Pour une réduction du temps de travail subordonné
Thomas Coutrot1 est chercheur associé à l’Institut de recherches économiques et sociales (Ires). Pour lui, le travail est libérateur pour les humains… à condition que nous parvenions à lui attacher du sens. Alors que les expressions « grande démission » ou « démission silencieuse » ont succédé aux célèbres « burn, brown, bore out », comment (re)donner du sens à notre travail ?
Alors, ça y est, les gens refusent de travailler ?
THOMAS COUTROT : Non, les gens ne sont pas anti-travail par essence. Le travail reste une activité sociale et indispensable. Il est chargé de lourds enjeux normatifs, déterminants pour la santé publique comme pour la démocratie. En revanche, c’est bien l’importance du travail dans nos vies qui engendre la quête de sens observée depuis plusieurs décennies. Ce qui est en crise, en réalité, c’est l’organisation contemporaine du travail : les travailleurs et travailleuses s’élèvent désormais contre des pratiques qui leur semblent insensées.
Donc, les gens cherchent, ou du sens dans leur travail, ou un travail qui ait du sens. Mais cela veut dire quoi, précisément, le sens du travail ?
—————
> [Consigne A]: D'après le texte sur le sens du travail, qu'est-ce qui est en crise en réalité selon Thomas Coutrot ?
Le texte et les entrées proviennent de sources distinctes.
—————
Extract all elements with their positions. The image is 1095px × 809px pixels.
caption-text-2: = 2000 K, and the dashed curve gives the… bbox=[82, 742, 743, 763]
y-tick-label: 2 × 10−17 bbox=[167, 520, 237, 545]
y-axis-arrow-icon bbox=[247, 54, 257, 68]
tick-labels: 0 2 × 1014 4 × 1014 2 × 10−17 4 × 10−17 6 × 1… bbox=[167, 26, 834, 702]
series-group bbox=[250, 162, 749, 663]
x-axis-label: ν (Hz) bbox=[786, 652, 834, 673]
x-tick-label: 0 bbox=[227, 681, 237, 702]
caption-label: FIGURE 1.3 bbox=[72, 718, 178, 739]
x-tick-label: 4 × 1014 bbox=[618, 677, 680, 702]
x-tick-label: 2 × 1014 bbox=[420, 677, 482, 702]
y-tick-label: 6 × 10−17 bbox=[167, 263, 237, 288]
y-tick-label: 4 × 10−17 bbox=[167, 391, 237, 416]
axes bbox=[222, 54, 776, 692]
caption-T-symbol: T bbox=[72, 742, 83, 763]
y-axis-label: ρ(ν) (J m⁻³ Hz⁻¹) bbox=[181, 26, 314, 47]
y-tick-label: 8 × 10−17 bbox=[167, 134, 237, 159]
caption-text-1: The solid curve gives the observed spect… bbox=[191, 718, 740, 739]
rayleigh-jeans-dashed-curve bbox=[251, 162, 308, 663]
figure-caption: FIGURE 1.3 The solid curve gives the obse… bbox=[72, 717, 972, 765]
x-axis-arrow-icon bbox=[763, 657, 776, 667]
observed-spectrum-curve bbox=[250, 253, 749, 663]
—————
> [Consigne B]: Modifiez les entrées depuis leur début jusqu'à la ligne contenant « y-axis-label: ρ(ν) (J » incluse, en remplaçant « x-tick-label » par « x-axis-tick » sans rien changer d'autre. Ne redonnez que ce passage.

> [Résultat attendu A]: L'organisation contemporaine du travail.

> [Résultat attendu B]:
Extract all elements with their positions. The image is 1095px × 809px pixels.
caption-text-2: = 2000 K, and the dashed curve gives the… bbox=[82, 742, 743, 763]
y-tick-label: 2 × 10−17 bbox=[167, 520, 237, 545]
y-axis-arrow-icon bbox=[247, 54, 257, 68]
tick-labels: 0 2 × 1014 4 × 1014 2 × 10−17 4 × 10−17 6 × 1… bbox=[167, 26, 834, 702]
series-group bbox=[250, 162, 749, 663]
x-axis-label: ν (Hz) bbox=[786, 652, 834, 673]
x-axis-tick: 0 bbox=[227, 681, 237, 702]
caption-label: FIGURE 1.3 bbox=[72, 718, 178, 739]
x-axis-tick: 4 × 1014 bbox=[618, 677, 680, 702]
x-axis-tick: 2 × 1014 bbox=[420, 677, 482, 702]
y-tick-label: 6 × 10−17 bbox=[167, 263, 237, 288]
y-tick-label: 4 × 10−17 bbox=[167, 391, 237, 416]
axes bbox=[222, 54, 776, 692]
caption-T-symbol: T bbox=[72, 742, 83, 763]
y-axis-label: ρ(ν) (J m⁻³ Hz⁻¹) bbox=[181, 26, 314, 47]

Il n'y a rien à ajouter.